(Items from a dataset)

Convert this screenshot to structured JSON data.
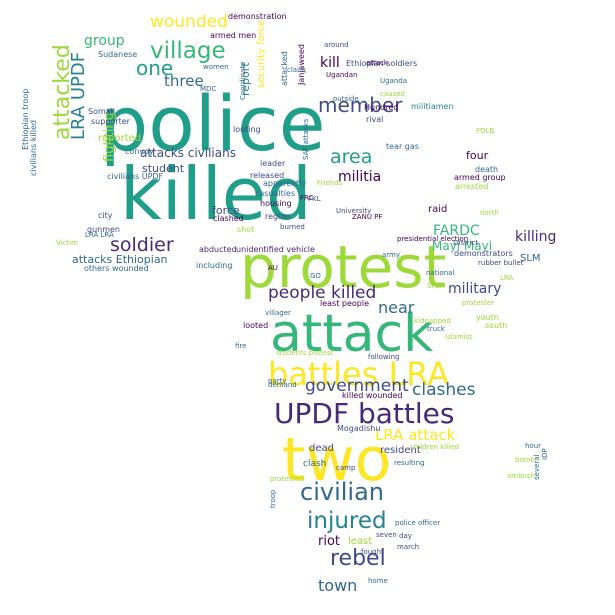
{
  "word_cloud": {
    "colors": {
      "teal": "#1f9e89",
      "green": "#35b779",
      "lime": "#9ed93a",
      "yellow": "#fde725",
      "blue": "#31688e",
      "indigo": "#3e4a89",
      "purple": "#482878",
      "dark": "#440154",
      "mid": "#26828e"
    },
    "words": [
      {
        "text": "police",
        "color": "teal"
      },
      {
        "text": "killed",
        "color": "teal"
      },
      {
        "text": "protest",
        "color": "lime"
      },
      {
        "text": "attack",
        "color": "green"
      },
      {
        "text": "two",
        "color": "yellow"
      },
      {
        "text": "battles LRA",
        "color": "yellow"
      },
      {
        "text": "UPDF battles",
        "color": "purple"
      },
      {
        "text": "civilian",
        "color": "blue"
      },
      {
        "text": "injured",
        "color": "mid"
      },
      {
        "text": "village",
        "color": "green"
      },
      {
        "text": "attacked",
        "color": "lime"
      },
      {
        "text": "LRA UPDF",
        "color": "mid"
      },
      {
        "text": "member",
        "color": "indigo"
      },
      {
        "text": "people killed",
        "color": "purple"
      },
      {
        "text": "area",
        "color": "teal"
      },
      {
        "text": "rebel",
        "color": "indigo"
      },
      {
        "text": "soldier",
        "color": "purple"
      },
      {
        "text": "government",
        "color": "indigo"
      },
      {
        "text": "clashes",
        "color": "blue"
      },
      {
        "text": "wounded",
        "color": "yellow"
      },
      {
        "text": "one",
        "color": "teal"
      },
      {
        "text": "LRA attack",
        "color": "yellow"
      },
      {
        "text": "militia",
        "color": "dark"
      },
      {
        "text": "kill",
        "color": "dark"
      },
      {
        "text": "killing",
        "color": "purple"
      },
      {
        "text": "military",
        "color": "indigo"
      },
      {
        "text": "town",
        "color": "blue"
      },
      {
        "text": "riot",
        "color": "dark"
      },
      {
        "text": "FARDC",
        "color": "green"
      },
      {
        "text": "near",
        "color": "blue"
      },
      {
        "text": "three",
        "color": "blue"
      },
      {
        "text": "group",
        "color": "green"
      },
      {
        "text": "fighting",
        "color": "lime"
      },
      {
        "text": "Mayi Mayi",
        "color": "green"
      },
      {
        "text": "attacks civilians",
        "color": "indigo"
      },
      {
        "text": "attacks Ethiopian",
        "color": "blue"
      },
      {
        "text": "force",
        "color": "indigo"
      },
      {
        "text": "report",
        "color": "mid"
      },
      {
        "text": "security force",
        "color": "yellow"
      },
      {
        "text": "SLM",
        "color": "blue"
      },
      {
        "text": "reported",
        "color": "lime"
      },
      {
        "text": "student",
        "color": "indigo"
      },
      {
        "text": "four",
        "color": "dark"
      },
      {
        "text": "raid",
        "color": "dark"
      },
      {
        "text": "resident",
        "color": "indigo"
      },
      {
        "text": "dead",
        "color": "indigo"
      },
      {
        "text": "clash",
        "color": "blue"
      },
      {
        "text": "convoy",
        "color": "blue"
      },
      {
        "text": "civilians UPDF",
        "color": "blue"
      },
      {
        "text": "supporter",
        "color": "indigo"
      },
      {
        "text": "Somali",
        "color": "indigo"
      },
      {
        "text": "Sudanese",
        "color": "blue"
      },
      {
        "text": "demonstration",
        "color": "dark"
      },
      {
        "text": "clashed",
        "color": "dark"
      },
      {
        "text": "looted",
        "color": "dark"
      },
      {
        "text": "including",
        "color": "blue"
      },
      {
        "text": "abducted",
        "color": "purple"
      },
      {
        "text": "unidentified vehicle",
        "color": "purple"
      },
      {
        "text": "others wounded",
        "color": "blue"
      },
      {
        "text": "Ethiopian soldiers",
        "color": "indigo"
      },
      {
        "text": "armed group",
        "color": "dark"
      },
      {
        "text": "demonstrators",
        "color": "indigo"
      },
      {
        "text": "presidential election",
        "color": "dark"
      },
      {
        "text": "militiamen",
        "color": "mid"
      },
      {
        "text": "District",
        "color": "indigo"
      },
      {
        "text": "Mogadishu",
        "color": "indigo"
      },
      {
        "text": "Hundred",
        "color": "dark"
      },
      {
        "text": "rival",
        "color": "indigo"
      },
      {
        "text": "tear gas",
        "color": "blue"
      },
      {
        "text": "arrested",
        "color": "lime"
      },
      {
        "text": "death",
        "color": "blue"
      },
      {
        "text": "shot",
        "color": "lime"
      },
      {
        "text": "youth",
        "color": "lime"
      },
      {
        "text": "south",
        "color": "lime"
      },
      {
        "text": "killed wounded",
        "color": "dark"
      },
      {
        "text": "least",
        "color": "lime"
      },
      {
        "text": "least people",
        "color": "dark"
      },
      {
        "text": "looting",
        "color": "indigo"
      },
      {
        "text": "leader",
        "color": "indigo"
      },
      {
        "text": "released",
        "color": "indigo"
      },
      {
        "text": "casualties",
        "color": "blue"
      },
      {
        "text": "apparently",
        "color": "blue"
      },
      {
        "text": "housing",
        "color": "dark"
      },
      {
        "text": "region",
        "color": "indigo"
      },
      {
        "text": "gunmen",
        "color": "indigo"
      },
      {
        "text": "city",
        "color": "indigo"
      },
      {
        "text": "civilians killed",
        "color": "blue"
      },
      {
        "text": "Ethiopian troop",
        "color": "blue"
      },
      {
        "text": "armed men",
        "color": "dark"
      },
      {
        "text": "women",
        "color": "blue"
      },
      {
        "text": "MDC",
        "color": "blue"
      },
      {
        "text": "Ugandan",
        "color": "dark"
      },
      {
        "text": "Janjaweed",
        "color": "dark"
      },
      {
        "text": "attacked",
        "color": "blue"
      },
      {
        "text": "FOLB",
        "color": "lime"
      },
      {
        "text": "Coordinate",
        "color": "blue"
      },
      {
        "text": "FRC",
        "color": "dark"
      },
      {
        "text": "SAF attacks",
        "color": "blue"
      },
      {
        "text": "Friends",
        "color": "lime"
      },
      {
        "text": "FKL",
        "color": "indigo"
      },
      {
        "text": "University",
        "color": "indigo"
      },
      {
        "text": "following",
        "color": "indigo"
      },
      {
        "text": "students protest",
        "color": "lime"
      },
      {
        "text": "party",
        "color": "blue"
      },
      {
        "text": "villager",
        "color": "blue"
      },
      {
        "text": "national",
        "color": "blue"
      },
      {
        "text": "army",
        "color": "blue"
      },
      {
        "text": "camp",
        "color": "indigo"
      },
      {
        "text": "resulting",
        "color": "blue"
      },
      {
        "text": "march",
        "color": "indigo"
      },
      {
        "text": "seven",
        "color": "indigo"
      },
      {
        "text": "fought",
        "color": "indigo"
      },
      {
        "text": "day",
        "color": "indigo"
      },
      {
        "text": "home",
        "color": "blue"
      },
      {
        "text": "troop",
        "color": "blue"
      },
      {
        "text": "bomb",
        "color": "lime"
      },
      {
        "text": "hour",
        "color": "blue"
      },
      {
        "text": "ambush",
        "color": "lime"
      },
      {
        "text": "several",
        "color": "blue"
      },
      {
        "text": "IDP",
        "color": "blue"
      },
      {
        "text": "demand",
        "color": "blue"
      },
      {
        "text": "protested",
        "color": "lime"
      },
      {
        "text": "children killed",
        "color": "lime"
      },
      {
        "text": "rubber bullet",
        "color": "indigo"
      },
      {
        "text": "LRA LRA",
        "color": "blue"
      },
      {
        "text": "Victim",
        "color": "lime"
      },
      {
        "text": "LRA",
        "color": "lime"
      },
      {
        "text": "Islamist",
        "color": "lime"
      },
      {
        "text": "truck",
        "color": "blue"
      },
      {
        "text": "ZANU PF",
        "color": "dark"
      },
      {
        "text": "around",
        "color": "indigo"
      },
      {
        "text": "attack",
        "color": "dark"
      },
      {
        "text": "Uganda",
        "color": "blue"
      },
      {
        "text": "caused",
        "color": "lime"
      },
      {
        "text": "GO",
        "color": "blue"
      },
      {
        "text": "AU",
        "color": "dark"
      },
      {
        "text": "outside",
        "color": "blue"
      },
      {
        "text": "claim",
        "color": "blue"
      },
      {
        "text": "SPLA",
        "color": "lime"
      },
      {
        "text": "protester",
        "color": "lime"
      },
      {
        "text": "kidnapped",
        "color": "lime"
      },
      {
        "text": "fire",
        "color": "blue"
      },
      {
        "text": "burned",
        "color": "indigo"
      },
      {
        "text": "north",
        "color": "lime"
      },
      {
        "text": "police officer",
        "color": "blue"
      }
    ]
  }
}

...

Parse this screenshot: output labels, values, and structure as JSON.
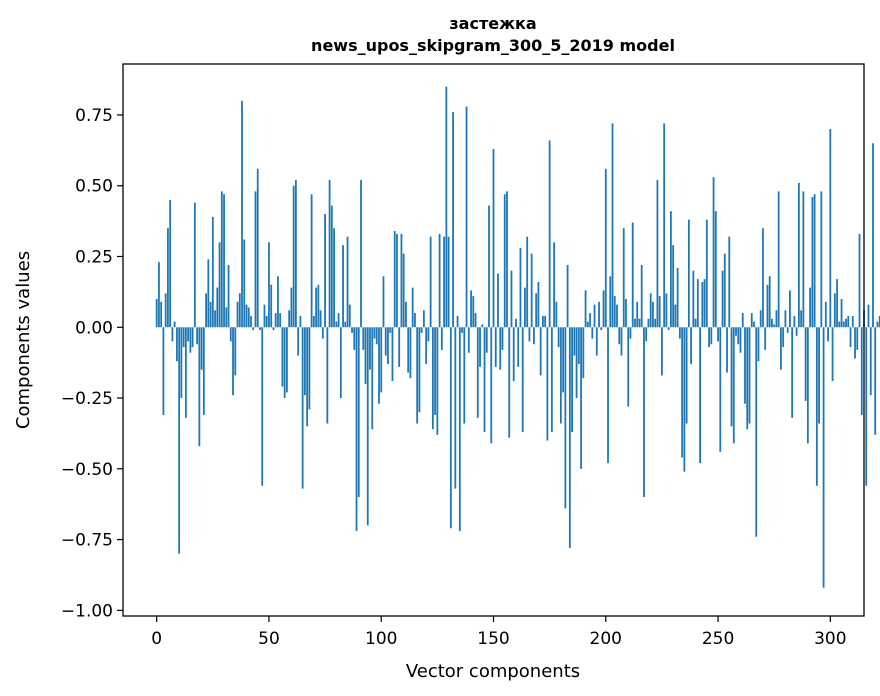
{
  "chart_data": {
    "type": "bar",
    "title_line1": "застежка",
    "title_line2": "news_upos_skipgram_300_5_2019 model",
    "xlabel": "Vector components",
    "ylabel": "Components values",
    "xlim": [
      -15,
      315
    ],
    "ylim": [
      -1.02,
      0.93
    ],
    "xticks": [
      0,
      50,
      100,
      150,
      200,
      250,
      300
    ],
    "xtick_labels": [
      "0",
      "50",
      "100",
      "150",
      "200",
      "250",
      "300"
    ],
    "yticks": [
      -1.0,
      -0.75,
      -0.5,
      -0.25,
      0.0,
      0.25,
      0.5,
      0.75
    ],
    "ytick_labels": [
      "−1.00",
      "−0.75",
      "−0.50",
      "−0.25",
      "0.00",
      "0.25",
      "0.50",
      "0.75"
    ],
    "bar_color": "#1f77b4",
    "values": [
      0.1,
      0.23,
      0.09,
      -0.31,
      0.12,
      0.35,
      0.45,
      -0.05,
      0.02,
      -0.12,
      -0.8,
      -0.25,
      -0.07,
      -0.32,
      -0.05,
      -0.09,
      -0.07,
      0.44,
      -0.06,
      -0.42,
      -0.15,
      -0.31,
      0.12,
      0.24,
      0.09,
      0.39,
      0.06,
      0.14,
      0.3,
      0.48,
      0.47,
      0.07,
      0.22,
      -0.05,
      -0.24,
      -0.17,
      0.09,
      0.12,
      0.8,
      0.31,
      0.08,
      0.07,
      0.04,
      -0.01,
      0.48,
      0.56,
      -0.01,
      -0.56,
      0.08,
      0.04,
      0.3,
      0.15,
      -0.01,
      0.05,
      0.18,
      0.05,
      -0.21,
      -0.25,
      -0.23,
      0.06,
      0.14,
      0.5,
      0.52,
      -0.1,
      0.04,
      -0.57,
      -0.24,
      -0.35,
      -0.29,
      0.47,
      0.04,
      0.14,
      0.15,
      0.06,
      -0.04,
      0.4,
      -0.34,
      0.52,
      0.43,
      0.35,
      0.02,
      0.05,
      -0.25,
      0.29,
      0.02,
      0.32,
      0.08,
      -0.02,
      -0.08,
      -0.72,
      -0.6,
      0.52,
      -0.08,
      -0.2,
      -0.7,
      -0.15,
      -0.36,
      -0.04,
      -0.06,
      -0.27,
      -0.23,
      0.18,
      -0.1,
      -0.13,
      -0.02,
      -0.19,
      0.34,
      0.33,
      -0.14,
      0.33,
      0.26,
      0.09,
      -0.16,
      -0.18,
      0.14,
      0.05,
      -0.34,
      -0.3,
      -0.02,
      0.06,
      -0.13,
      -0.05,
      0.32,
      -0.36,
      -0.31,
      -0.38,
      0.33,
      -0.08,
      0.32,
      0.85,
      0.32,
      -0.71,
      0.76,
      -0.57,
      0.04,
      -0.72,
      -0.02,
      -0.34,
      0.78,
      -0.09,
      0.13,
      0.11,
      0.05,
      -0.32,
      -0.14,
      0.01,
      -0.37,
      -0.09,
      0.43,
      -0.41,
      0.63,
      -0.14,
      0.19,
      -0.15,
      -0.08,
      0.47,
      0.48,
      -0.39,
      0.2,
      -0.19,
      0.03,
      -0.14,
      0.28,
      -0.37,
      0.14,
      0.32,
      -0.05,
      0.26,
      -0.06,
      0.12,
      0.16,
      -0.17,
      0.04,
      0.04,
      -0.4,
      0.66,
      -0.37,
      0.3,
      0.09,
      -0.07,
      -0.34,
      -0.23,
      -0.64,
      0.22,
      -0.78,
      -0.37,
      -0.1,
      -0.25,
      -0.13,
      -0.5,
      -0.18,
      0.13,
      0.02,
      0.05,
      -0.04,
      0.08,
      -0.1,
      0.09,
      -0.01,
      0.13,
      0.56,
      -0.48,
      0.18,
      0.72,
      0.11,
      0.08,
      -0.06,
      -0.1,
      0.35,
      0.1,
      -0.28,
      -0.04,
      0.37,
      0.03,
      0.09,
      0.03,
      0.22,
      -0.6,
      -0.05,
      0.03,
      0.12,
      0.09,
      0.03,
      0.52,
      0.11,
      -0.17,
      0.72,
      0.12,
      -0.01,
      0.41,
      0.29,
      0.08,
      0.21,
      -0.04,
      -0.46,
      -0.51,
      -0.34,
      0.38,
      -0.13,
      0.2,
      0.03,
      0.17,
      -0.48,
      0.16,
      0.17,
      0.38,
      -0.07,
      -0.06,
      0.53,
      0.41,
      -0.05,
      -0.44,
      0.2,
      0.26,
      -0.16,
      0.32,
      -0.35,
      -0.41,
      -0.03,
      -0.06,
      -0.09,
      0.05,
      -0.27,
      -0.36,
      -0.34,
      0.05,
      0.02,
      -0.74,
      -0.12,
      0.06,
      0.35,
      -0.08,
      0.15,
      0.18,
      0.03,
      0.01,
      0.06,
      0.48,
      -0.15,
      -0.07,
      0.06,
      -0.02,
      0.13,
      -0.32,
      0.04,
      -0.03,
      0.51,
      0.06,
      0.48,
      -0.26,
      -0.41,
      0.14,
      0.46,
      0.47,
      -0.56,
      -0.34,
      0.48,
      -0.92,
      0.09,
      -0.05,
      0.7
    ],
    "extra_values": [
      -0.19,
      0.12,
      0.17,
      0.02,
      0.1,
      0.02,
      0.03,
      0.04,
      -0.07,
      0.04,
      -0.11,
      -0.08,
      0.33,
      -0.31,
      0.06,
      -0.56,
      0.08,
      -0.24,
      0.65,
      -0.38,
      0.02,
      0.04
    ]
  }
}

==

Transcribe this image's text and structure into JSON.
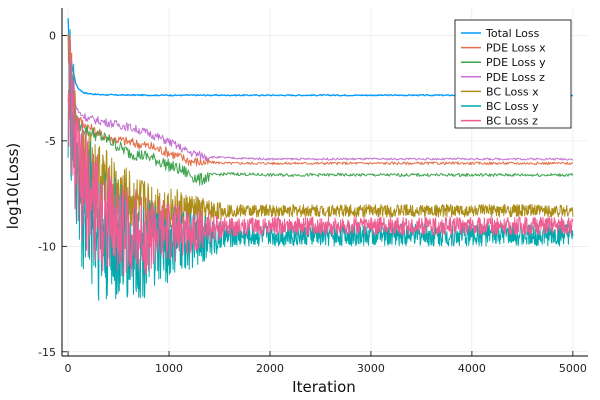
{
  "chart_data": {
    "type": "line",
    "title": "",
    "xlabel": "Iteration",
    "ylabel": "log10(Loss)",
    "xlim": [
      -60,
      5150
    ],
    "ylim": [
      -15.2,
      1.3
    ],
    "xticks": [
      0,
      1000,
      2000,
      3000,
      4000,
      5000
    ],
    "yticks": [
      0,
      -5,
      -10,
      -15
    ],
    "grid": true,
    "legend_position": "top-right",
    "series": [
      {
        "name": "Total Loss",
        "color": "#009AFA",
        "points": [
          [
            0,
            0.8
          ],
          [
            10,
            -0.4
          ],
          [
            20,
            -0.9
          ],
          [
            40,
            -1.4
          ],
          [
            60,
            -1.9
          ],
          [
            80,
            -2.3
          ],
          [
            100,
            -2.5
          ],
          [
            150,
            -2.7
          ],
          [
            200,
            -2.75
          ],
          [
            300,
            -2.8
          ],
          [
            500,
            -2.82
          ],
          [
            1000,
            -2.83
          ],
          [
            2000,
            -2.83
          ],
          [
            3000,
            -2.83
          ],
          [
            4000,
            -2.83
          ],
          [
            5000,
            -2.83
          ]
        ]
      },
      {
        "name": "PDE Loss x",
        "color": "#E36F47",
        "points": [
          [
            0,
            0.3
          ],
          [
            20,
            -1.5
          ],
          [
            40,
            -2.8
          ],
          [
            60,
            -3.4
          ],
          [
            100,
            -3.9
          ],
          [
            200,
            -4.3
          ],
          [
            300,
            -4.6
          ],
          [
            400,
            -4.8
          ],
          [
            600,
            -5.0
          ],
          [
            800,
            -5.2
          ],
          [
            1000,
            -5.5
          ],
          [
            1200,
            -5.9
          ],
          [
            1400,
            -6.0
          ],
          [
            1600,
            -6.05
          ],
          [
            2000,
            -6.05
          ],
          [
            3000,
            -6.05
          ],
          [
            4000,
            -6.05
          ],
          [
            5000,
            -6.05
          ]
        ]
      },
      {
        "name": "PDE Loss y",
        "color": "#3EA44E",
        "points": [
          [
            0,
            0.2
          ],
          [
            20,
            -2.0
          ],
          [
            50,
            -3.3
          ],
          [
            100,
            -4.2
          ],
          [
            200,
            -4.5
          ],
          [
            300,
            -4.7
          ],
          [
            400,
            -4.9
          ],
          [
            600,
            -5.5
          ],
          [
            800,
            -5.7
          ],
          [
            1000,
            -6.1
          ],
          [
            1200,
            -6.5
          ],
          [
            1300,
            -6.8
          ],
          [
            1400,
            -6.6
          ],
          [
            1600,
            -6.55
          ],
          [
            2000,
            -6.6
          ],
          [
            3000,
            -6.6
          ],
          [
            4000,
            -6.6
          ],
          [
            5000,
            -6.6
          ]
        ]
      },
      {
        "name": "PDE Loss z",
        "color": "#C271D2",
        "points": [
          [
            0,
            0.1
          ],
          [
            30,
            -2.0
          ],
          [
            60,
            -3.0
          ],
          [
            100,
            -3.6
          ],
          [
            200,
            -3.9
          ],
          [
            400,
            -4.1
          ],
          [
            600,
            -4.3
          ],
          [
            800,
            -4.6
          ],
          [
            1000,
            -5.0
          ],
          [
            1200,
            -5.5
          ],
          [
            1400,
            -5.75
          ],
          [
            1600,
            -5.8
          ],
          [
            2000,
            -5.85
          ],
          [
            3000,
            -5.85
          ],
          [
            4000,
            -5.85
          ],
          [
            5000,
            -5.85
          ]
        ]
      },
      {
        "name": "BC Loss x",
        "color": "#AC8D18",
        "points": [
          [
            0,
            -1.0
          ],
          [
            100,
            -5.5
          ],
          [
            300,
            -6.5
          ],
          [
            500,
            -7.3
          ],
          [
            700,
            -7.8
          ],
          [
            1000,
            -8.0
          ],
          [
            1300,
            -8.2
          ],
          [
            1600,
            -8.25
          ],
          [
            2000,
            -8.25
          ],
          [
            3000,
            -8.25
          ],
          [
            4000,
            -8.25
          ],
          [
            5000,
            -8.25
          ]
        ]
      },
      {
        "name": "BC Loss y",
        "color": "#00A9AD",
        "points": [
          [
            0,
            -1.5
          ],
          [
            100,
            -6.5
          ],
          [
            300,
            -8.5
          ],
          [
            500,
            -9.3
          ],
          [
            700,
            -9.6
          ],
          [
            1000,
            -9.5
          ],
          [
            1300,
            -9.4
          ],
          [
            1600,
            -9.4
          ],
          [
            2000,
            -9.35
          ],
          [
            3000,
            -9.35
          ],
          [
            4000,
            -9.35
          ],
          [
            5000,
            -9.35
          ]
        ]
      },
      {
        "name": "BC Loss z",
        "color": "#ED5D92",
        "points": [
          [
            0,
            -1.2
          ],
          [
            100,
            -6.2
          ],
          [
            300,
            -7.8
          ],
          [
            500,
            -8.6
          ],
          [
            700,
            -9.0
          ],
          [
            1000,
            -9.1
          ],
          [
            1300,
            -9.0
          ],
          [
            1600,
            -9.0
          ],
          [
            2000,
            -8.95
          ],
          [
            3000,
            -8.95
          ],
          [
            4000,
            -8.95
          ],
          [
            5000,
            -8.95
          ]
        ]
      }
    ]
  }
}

**Exercise goal**
Where a line of the entries contains the word "attacks", copy that line.

**Reply**
        "text": "attacks civilians",
        "text": "attacks Ethiopian",
        "text": "SAF attacks",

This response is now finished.